Start EXERCISE INPUTS

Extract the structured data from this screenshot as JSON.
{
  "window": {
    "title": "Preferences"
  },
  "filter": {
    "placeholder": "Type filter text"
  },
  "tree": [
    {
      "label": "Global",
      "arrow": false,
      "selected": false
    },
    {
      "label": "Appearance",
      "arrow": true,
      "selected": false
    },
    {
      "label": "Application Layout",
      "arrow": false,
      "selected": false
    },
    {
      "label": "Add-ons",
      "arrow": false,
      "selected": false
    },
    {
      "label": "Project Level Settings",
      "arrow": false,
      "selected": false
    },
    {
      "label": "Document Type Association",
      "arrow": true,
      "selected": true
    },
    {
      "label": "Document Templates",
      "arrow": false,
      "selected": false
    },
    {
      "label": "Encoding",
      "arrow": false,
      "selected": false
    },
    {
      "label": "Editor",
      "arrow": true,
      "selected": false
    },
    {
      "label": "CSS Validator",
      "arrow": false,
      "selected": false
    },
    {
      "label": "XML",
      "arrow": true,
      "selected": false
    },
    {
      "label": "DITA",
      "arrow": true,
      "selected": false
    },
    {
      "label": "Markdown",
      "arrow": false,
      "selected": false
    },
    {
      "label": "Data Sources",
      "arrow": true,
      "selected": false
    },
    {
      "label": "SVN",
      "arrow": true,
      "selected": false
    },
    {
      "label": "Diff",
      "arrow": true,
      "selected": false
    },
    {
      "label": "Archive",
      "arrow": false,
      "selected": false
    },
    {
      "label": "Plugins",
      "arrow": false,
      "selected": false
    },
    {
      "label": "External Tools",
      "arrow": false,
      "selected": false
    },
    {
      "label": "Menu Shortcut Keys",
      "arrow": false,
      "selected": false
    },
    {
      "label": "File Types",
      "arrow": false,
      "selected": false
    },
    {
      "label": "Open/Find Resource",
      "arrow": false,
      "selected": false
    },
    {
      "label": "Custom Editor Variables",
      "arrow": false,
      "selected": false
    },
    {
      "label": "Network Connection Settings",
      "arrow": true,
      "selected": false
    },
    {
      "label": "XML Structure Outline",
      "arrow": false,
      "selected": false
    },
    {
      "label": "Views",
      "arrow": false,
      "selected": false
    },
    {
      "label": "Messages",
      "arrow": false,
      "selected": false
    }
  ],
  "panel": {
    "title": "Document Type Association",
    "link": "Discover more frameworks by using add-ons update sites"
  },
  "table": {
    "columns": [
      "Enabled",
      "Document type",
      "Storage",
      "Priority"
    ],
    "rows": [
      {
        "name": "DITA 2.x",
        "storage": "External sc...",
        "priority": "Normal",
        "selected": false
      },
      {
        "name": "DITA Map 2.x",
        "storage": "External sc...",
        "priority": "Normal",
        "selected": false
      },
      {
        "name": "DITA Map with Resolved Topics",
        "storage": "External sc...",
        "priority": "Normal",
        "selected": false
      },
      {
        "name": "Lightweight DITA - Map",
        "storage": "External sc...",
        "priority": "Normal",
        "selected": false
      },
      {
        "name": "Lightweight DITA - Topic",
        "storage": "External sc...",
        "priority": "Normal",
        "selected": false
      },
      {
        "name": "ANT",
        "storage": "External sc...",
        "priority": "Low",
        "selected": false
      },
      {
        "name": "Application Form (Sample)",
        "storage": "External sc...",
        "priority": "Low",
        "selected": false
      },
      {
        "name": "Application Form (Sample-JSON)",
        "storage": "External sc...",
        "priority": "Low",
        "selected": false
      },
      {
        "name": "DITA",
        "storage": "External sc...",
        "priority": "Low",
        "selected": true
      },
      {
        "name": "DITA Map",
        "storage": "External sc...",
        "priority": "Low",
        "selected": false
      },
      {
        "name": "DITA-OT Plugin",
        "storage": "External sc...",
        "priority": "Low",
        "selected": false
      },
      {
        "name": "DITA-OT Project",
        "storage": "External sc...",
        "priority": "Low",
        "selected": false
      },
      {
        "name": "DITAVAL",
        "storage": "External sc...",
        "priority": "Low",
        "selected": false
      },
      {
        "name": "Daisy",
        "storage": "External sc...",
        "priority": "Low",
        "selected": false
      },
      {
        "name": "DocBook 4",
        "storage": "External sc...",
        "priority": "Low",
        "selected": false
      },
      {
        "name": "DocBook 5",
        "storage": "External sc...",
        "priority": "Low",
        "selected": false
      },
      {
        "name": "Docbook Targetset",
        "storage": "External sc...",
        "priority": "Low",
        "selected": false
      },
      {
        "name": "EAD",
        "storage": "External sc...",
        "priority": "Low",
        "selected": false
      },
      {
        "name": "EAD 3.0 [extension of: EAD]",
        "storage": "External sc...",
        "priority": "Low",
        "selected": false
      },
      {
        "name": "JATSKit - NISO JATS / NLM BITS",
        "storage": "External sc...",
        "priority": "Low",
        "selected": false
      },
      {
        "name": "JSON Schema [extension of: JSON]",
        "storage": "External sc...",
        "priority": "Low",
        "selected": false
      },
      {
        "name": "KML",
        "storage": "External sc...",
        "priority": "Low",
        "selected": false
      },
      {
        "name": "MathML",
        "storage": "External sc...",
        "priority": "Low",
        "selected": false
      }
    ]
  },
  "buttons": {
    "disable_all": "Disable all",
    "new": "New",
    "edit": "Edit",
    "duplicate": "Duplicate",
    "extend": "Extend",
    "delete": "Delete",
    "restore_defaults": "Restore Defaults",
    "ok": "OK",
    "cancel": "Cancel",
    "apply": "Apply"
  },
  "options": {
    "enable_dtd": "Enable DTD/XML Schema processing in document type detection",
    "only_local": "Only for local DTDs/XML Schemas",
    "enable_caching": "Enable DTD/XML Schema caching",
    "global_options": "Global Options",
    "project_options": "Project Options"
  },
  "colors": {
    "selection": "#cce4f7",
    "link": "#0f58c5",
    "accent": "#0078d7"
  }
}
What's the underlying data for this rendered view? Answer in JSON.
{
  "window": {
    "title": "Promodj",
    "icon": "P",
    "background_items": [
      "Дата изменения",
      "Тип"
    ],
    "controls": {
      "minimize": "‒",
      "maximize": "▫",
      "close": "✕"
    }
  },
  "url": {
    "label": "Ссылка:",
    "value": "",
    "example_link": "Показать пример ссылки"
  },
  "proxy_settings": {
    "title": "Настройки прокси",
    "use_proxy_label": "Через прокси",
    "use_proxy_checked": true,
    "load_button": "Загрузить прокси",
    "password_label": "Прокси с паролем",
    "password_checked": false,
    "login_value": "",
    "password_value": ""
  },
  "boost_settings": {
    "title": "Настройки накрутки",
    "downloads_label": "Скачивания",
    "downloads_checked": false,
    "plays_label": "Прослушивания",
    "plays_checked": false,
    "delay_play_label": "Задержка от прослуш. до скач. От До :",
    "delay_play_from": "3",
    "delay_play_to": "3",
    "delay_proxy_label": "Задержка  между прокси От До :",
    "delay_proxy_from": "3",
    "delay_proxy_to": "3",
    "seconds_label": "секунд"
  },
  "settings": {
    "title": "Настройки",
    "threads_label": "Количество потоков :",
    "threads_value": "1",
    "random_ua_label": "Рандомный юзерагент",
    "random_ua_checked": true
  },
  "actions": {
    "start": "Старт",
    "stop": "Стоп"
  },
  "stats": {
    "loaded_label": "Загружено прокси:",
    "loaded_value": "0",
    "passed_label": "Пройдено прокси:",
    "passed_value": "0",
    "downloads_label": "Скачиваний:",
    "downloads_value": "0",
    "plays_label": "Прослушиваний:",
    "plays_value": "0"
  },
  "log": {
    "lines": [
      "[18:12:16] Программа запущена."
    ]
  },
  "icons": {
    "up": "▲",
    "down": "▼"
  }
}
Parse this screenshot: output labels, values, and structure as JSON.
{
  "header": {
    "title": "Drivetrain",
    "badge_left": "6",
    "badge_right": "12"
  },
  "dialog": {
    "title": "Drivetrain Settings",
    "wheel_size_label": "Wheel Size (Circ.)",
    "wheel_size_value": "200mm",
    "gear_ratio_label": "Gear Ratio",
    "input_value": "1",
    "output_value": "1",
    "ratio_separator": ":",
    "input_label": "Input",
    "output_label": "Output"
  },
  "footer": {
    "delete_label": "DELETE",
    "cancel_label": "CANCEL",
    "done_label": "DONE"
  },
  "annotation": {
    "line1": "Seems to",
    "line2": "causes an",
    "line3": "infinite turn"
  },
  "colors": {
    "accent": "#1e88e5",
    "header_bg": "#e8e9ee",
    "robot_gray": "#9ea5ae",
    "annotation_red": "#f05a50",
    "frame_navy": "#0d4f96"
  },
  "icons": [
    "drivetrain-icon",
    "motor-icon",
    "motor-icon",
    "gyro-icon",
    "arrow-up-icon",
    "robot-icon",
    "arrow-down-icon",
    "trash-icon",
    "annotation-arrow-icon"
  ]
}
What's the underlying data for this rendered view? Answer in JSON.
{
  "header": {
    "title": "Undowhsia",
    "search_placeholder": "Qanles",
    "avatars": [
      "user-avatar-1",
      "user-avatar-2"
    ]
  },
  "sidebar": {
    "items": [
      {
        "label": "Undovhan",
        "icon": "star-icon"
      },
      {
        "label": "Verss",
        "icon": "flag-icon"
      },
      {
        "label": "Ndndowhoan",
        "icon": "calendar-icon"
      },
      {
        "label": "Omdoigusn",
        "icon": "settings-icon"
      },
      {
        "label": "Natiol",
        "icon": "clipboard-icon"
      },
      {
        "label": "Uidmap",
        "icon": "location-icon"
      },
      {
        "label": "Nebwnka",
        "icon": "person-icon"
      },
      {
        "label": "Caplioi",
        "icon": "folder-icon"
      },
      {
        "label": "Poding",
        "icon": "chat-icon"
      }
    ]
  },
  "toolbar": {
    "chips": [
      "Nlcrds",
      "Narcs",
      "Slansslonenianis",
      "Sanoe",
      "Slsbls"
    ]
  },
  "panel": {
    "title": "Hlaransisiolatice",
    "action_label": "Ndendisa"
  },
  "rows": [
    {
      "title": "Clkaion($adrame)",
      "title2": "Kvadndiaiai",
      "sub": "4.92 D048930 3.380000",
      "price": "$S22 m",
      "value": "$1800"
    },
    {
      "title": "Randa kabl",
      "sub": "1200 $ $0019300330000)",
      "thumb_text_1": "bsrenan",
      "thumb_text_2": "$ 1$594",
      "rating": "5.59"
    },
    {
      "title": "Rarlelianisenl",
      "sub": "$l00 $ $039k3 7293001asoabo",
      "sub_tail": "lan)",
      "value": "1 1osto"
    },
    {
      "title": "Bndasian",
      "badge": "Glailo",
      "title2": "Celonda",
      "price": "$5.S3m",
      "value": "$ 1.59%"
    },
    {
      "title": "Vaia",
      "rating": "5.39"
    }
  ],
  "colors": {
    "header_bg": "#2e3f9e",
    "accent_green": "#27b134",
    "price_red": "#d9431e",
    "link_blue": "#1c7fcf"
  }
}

End EXERCISE INPUTS

__WHAT THE TASK ASKS__: Search the listing above for the string "Global". Copy every line that contains it.

__RESPONSE TO THE EXERCISE__:
      "label": "Global",
    "global_options": "Global Options",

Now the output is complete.